TASK MATERIAL
* begin *
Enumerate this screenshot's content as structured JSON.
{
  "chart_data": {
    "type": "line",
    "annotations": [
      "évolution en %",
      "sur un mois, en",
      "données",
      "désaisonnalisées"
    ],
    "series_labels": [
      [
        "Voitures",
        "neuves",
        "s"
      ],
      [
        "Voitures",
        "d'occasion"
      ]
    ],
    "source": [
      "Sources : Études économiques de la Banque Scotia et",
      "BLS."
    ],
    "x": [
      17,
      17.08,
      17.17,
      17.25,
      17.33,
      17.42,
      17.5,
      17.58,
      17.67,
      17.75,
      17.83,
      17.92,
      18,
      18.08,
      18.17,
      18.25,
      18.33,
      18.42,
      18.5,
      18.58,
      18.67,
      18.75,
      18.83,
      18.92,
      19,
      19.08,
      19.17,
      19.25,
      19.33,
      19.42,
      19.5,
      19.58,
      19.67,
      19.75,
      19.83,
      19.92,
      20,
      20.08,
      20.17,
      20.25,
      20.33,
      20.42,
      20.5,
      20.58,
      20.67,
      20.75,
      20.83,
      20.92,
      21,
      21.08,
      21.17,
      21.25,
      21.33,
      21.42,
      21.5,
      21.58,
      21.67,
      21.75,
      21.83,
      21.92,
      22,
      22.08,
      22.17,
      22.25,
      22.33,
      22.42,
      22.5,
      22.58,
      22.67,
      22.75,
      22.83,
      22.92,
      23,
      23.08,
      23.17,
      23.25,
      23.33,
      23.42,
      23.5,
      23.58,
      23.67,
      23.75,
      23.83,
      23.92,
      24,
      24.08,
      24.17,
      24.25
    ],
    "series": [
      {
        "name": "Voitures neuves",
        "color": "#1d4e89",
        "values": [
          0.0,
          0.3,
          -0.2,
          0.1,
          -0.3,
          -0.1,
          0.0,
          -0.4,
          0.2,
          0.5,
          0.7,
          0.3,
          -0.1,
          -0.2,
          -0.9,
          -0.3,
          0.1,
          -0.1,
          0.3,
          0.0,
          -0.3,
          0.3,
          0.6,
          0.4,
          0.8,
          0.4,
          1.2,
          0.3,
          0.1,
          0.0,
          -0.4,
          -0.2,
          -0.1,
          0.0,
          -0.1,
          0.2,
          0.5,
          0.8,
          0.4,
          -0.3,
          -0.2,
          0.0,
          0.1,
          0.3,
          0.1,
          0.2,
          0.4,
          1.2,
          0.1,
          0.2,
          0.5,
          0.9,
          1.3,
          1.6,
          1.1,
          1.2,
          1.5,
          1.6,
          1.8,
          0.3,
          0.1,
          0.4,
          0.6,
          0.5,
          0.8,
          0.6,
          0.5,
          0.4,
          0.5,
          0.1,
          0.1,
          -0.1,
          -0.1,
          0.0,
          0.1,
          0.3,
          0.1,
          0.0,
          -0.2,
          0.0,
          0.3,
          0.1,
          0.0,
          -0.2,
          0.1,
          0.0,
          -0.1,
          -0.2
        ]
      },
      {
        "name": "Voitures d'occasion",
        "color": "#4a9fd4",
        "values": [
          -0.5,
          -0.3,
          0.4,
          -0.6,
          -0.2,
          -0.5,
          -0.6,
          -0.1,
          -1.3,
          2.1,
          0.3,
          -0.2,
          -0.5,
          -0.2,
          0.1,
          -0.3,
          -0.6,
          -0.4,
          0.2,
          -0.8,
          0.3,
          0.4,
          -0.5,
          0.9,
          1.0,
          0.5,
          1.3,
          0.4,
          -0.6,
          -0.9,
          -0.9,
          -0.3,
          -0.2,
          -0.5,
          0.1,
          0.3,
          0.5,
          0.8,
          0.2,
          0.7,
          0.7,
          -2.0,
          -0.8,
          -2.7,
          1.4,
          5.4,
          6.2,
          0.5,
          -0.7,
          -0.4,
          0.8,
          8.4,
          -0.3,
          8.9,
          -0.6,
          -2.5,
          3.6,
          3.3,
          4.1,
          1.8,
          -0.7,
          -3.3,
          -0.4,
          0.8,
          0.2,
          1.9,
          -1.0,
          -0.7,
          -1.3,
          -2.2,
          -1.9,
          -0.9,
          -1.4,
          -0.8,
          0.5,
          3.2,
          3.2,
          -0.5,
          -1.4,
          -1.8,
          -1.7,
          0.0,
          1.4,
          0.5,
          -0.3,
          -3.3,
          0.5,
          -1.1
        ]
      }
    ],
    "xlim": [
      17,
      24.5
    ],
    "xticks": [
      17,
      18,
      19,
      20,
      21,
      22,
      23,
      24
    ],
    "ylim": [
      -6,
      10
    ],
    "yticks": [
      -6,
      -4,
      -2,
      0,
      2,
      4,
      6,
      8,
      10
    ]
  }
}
* end *
OBJECTIVE
Extract the full listing and reproduce each line exactly.

TASK RESPONSE
Enumerate this screenshot's content as structured JSON.
{
  "chart_data": {
    "type": "line",
    "annotations": [
      "évolution en %",
      "sur un mois, en",
      "données",
      "désaisonnalisées"
    ],
    "series_labels": [
      [
        "Voitures",
        "neuves",
        "s"
      ],
      [
        "Voitures",
        "d'occasion"
      ]
    ],
    "source": [
      "Sources : Études économiques de la Banque Scotia et",
      "BLS."
    ],
    "x": [
      17,
      17.08,
      17.17,
      17.25,
      17.33,
      17.42,
      17.5,
      17.58,
      17.67,
      17.75,
      17.83,
      17.92,
      18,
      18.08,
      18.17,
      18.25,
      18.33,
      18.42,
      18.5,
      18.58,
      18.67,
      18.75,
      18.83,
      18.92,
      19,
      19.08,
      19.17,
      19.25,
      19.33,
      19.42,
      19.5,
      19.58,
      19.67,
      19.75,
      19.83,
      19.92,
      20,
      20.08,
      20.17,
      20.25,
      20.33,
      20.42,
      20.5,
      20.58,
      20.67,
      20.75,
      20.83,
      20.92,
      21,
      21.08,
      21.17,
      21.25,
      21.33,
      21.42,
      21.5,
      21.58,
      21.67,
      21.75,
      21.83,
      21.92,
      22,
      22.08,
      22.17,
      22.25,
      22.33,
      22.42,
      22.5,
      22.58,
      22.67,
      22.75,
      22.83,
      22.92,
      23,
      23.08,
      23.17,
      23.25,
      23.33,
      23.42,
      23.5,
      23.58,
      23.67,
      23.75,
      23.83,
      23.92,
      24,
      24.08,
      24.17,
      24.25
    ],
    "series": [
      {
        "name": "Voitures neuves",
        "color": "#1d4e89",
        "values": [
          0.0,
          0.3,
          -0.2,
          0.1,
          -0.3,
          -0.1,
          0.0,
          -0.4,
          0.2,
          0.5,
          0.7,
          0.3,
          -0.1,
          -0.2,
          -0.9,
          -0.3,
          0.1,
          -0.1,
          0.3,
          0.0,
          -0.3,
          0.3,
          0.6,
          0.4,
          0.8,
          0.4,
          1.2,
          0.3,
          0.1,
          0.0,
          -0.4,
          -0.2,
          -0.1,
          0.0,
          -0.1,
          0.2,
          0.5,
          0.8,
          0.4,
          -0.3,
          -0.2,
          0.0,
          0.1,
          0.3,
          0.1,
          0.2,
          0.4,
          1.2,
          0.1,
          0.2,
          0.5,
          0.9,
          1.3,
          1.6,
          1.1,
          1.2,
          1.5,
          1.6,
          1.8,
          0.3,
          0.1,
          0.4,
          0.6,
          0.5,
          0.8,
          0.6,
          0.5,
          0.4,
          0.5,
          0.1,
          0.1,
          -0.1,
          -0.1,
          0.0,
          0.1,
          0.3,
          0.1,
          0.0,
          -0.2,
          0.0,
          0.3,
          0.1,
          0.0,
          -0.2,
          0.1,
          0.0,
          -0.1,
          -0.2
        ]
      },
      {
        "name": "Voitures d'occasion",
        "color": "#4a9fd4",
        "values": [
          -0.5,
          -0.3,
          0.4,
          -0.6,
          -0.2,
          -0.5,
          -0.6,
          -0.1,
          -1.3,
          2.1,
          0.3,
          -0.2,
          -0.5,
          -0.2,
          0.1,
          -0.3,
          -0.6,
          -0.4,
          0.2,
          -0.8,
          0.3,
          0.4,
          -0.5,
          0.9,
          1.0,
          0.5,
          1.3,
          0.4,
          -0.6,
          -0.9,
          -0.9,
          -0.3,
          -0.2,
          -0.5,
          0.1,
          0.3,
          0.5,
          0.8,
          0.2,
          0.7,
          0.7,
          -2.0,
          -0.8,
          -2.7,
          1.4,
          5.4,
          6.2,
          0.5,
          -0.7,
          -0.4,
          0.8,
          8.4,
          -0.3,
          8.9,
          -0.6,
          -2.5,
          3.6,
          3.3,
          4.1,
          1.8,
          -0.7,
          -3.3,
          -0.4,
          0.8,
          0.2,
          1.9,
          -1.0,
          -0.7,
          -1.3,
          -2.2,
          -1.9,
          -0.9,
          -1.4,
          -0.8,
          0.5,
          3.2,
          3.2,
          -0.5,
          -1.4,
          -1.8,
          -1.7,
          0.0,
          1.4,
          0.5,
          -0.3,
          -3.3,
          0.5,
          -1.1
        ]
      }
    ],
    "xlim": [
      17,
      24.5
    ],
    "xticks": [
      17,
      18,
      19,
      20,
      21,
      22,
      23,
      24
    ],
    "ylim": [
      -6,
      10
    ],
    "yticks": [
      -6,
      -4,
      -2,
      0,
      2,
      4,
      6,
      8,
      10
    ]
  }
}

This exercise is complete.